TEXT -
Self-Regulatory Organizations; Chicago Mercantile Exchange, Inc.; 
Notice of Filing and Immediate Effectiveness of Proposed Rule Change To 
Reflect Differences in Proprietary Trading Exchange Fees Based on 
Ownership of CME Group Shares

August 25, 2011.
    Pursuant to Section 19(b)(1) of the Securities Exchange Act of 1934 
(``Act''),\1\ and Rule 19b-4 thereunder,\2\ notice is hereby given that 
on August 12, 2011, Chicago Mercantile Exchange Inc. (``CME'') filed 
with the Securities and Exchange Commission (``Commission'') the 
proposed rule change described in Items I and II below, which items 
have been prepared primarily by CME. CME filed the proposed rule change 
pursuant to Section 19(b)(3)(A) \3\ of the Act and Rule 19b-4(f)(4)(ii) 
\4\ thereunder.
---------------------------------------------------------------------------

    \1\ 15 U.S.C. 78s(b)(1).
    \2\ 17 CFR 240.19b-4.
    \3\ 15 U.S.C. 78s(b)(3)(A).
    \4\ 17 CFR 240.19b-4(f)(4)(ii).
---------------------------------------------------------------------------

I. Self-Regulatory Organization's Statement of Terms of Substance of 
the Proposed Rule Change

    The text of the proposed rule change is below. Italicized text 
indicates additions; bracketed text indicates deletions.
* * * * *
Rule 106. Transactions, Security Transactions, and Authorizations To 
Transfer or Sell
    106.I. Affiliate Member Firm.
    An ``affiliate'' shall be defined to include a firm [clearing 
member or Rule 106.J equity member or a firm] that either: owns, 
directly or indirectly, 100% of a clearing member with shares or Rule 
106.J. equity member firm or has 100% ownership, direct or indirect, in 
common with a firm that owns, directly or indirectly, 100% of a 
clearing member with shares or Rule 106.J. equity member firm. Clearing 
members with shares are those clearing members that maintain CME Group 
Class A shares in accordance with CME Rule 106.J. Equity Member Firm 
requirements in order to receive equity member rates.
    A membership may be owned by a clearing member with shares, Rule 
106.J. equity member or affiliate firm under this Rule. The membership 
may be held in the name of the firm or principals or employees of an 
affiliate and be transferred among its principals and employees 
provided that: (1) The transfer is approved by Exchange staff; (2) the 
transferee is approved for membership pursuant to the rules of the 
Exchange; and (3) the transfer is for the legitimate business purposes 
of the firm. The affiliate firm shall have the right, at any time, to 
withdraw the authority of the transferee to trade on the membership 
owned by the clearing member with shares, Rule 106.J. equity member or 
affiliate firm, but must withdraw such authority upon termination of 
his employment or other association with the firm. Notice of the 
withdrawal of the authority of the transferee to trade on the 
membership owned by a clearing member with shares, Rule 106.J. equity 
member or affiliate firm must be given to his qualifying clearing 
member, and such clearing member must subsequently notify the Exchange 
pursuant to Rule 511.A. The clearing member with shares, Rule 106.J. 
equity member or affiliate firm shall designate on a form provided by 
the Exchange a representative who shall be authorized to deal with the 
Exchange with respect to the membership held under this Section.

BRIEF 1 - Reproduce the records exactly, starting at their first line and ending at the line that contains "default-icon xyxy=(258,143,274,159)".

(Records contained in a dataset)
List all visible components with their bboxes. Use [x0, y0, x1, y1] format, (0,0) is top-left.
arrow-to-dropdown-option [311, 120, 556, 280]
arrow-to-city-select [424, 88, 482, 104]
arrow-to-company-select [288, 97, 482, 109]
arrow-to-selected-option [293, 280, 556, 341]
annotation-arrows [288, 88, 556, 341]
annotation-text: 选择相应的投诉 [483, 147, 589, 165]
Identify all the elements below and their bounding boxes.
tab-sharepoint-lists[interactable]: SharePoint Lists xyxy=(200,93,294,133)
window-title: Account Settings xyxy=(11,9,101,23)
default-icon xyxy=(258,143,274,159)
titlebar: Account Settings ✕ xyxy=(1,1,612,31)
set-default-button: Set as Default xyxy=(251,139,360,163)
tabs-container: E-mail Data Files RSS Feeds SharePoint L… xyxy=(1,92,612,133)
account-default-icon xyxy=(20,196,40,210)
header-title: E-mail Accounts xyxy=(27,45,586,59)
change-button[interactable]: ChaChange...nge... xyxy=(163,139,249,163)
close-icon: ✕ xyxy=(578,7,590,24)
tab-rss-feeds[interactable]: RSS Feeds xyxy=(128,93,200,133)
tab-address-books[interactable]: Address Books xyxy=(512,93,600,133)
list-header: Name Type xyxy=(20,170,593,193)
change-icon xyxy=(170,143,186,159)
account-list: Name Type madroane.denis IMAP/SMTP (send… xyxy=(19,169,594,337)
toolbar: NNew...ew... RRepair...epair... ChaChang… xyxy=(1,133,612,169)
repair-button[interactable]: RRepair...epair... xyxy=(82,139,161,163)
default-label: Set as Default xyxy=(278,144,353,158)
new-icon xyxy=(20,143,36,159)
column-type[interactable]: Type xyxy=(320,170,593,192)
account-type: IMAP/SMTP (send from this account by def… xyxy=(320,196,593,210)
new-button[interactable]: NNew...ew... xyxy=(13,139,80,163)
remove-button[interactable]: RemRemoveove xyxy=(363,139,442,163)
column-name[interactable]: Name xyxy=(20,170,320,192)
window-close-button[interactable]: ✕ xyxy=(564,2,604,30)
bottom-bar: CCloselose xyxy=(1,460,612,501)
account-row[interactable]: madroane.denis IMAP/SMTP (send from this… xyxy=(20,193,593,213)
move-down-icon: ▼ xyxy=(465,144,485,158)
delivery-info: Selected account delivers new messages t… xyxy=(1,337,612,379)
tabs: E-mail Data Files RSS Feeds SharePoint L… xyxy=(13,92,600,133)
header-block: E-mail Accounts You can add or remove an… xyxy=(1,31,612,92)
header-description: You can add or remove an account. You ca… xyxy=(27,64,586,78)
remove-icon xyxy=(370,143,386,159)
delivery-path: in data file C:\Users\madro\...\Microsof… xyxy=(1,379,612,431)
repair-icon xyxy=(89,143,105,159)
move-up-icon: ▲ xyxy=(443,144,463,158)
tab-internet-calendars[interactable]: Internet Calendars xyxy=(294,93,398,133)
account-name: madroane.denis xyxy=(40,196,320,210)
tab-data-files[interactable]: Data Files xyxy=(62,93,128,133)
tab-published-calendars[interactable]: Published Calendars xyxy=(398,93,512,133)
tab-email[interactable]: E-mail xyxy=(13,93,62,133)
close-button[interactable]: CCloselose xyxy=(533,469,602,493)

BRIEF 2 - Write out the passage of the CME rule change notice verbatim, starting at "August 25, 2011." and ending at "15 U.S.C. 78s(b)(3)(A).".

TASK OUTPUT 1 -
List all visible components with their bboxes. Use [x0, y0, x1, y1] format, (0,0) is top-left.
arrow-to-dropdown-option [311, 120, 556, 280]
arrow-to-city-select [424, 88, 482, 104]
arrow-to-company-select [288, 97, 482, 109]
arrow-to-selected-option [293, 280, 556, 341]
annotation-arrows [288, 88, 556, 341]
annotation-text: 选择相应的投诉 [483, 147, 589, 165]
Identify all the elements below and their bounding boxes.
tab-sharepoint-lists[interactable]: SharePoint Lists xyxy=(200,93,294,133)
window-title: Account Settings xyxy=(11,9,101,23)
default-icon xyxy=(258,143,274,159)

TASK OUTPUT 2 -
August 25, 2011.
    Pursuant to Section 19(b)(1) of the Securities Exchange Act of 1934 
(``Act''),\1\ and Rule 19b-4 thereunder,\2\ notice is hereby given that 
on August 12, 2011, Chicago Mercantile Exchange Inc. (``CME'') filed 
with the Securities and Exchange Commission (``Commission'') the 
proposed rule change described in Items I and II below, which items 
have been prepared primarily by CME. CME filed the proposed rule change 
pursuant to Section 19(b)(3)(A) \3\ of the Act and Rule 19b-4(f)(4)(ii) 
\4\ thereunder.
---------------------------------------------------------------------------

    \1\ 15 U.S.C. 78s(b)(1).
    \2\ 17 CFR 240.19b-4.
    \3\ 15 U.S.C. 78s(b)(3)(A).